──────── Dataset records

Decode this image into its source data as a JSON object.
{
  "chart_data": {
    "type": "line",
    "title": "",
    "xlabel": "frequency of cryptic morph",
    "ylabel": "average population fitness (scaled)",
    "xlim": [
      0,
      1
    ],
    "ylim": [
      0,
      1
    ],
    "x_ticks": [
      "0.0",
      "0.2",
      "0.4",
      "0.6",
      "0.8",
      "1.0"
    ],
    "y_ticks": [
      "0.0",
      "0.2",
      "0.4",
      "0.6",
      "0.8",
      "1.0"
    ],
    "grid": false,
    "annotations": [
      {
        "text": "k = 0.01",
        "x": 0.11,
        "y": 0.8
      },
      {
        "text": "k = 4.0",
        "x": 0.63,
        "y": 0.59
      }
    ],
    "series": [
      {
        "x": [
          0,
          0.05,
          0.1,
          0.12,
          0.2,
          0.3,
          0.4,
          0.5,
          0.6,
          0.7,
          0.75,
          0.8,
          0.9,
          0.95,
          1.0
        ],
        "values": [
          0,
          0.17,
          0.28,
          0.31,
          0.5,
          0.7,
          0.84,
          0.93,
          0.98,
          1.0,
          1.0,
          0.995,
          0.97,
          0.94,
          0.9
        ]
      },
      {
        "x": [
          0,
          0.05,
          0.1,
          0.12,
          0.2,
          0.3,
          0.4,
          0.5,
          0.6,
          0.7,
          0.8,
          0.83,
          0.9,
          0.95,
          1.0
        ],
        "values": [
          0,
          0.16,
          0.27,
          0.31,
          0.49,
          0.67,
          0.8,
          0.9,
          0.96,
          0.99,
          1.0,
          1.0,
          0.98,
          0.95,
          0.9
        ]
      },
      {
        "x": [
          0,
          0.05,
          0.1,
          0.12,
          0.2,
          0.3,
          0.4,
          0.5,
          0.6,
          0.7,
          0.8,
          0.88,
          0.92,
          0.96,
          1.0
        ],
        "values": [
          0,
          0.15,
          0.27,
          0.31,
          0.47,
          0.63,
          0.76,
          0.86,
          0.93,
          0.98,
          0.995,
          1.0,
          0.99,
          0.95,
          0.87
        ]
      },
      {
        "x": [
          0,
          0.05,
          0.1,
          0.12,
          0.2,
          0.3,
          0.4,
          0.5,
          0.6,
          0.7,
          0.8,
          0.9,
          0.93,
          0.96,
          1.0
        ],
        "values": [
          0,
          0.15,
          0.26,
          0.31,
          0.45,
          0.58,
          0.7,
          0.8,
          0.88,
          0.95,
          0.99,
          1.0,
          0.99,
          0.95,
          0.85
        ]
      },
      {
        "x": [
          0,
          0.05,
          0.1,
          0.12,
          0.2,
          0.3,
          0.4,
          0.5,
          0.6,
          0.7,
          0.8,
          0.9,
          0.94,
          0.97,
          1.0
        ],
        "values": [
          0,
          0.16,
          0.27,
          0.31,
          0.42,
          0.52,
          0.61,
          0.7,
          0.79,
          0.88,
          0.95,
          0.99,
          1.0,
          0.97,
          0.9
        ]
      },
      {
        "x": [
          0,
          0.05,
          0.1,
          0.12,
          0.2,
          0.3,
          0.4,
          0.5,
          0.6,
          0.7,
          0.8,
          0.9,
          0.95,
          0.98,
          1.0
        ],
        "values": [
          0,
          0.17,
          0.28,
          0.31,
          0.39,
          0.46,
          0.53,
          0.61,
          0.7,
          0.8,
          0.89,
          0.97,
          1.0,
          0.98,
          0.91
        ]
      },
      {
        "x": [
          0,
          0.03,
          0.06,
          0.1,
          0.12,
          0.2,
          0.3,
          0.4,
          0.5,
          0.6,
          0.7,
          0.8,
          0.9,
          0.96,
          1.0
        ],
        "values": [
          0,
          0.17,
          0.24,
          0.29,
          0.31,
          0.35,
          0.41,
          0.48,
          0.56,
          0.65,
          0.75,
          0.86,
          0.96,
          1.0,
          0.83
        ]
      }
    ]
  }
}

────────────────

Transcribe every line of the data, exactly as it stands.

Decode this image into its source data as a JSON object.
{
  "chart_data": {
    "type": "line",
    "title": "",
    "xlabel": "frequency of cryptic morph",
    "ylabel": "average population fitness (scaled)",
    "xlim": [
      0,
      1
    ],
    "ylim": [
      0,
      1
    ],
    "x_ticks": [
      "0.0",
      "0.2",
      "0.4",
      "0.6",
      "0.8",
      "1.0"
    ],
    "y_ticks": [
      "0.0",
      "0.2",
      "0.4",
      "0.6",
      "0.8",
      "1.0"
    ],
    "grid": false,
    "annotations": [
      {
        "text": "k = 0.01",
        "x": 0.11,
        "y": 0.8
      },
      {
        "text": "k = 4.0",
        "x": 0.63,
        "y": 0.59
      }
    ],
    "series": [
      {
        "x": [
          0,
          0.05,
          0.1,
          0.12,
          0.2,
          0.3,
          0.4,
          0.5,
          0.6,
          0.7,
          0.75,
          0.8,
          0.9,
          0.95,
          1.0
        ],
        "values": [
          0,
          0.17,
          0.28,
          0.31,
          0.5,
          0.7,
          0.84,
          0.93,
          0.98,
          1.0,
          1.0,
          0.995,
          0.97,
          0.94,
          0.9
        ]
      },
      {
        "x": [
          0,
          0.05,
          0.1,
          0.12,
          0.2,
          0.3,
          0.4,
          0.5,
          0.6,
          0.7,
          0.8,
          0.83,
          0.9,
          0.95,
          1.0
        ],
        "values": [
          0,
          0.16,
          0.27,
          0.31,
          0.49,
          0.67,
          0.8,
          0.9,
          0.96,
          0.99,
          1.0,
          1.0,
          0.98,
          0.95,
          0.9
        ]
      },
      {
        "x": [
          0,
          0.05,
          0.1,
          0.12,
          0.2,
          0.3,
          0.4,
          0.5,
          0.6,
          0.7,
          0.8,
          0.88,
          0.92,
          0.96,
          1.0
        ],
        "values": [
          0,
          0.15,
          0.27,
          0.31,
          0.47,
          0.63,
          0.76,
          0.86,
          0.93,
          0.98,
          0.995,
          1.0,
          0.99,
          0.95,
          0.87
        ]
      },
      {
        "x": [
          0,
          0.05,
          0.1,
          0.12,
          0.2,
          0.3,
          0.4,
          0.5,
          0.6,
          0.7,
          0.8,
          0.9,
          0.93,
          0.96,
          1.0
        ],
        "values": [
          0,
          0.15,
          0.26,
          0.31,
          0.45,
          0.58,
          0.7,
          0.8,
          0.88,
          0.95,
          0.99,
          1.0,
          0.99,
          0.95,
          0.85
        ]
      },
      {
        "x": [
          0,
          0.05,
          0.1,
          0.12,
          0.2,
          0.3,
          0.4,
          0.5,
          0.6,
          0.7,
          0.8,
          0.9,
          0.94,
          0.97,
          1.0
        ],
        "values": [
          0,
          0.16,
          0.27,
          0.31,
          0.42,
          0.52,
          0.61,
          0.7,
          0.79,
          0.88,
          0.95,
          0.99,
          1.0,
          0.97,
          0.9
        ]
      },
      {
        "x": [
          0,
          0.05,
          0.1,
          0.12,
          0.2,
          0.3,
          0.4,
          0.5,
          0.6,
          0.7,
          0.8,
          0.9,
          0.95,
          0.98,
          1.0
        ],
        "values": [
          0,
          0.17,
          0.28,
          0.31,
          0.39,
          0.46,
          0.53,
          0.61,
          0.7,
          0.8,
          0.89,
          0.97,
          1.0,
          0.98,
          0.91
        ]
      },
      {
        "x": [
          0,
          0.03,
          0.06,
          0.1,
          0.12,
          0.2,
          0.3,
          0.4,
          0.5,
          0.6,
          0.7,
          0.8,
          0.9,
          0.96,
          1.0
        ],
        "values": [
          0,
          0.17,
          0.24,
          0.29,
          0.31,
          0.35,
          0.41,
          0.48,
          0.56,
          0.65,
          0.75,
          0.86,
          0.96,
          1.0,
          0.83
        ]
      }
    ]
  }
}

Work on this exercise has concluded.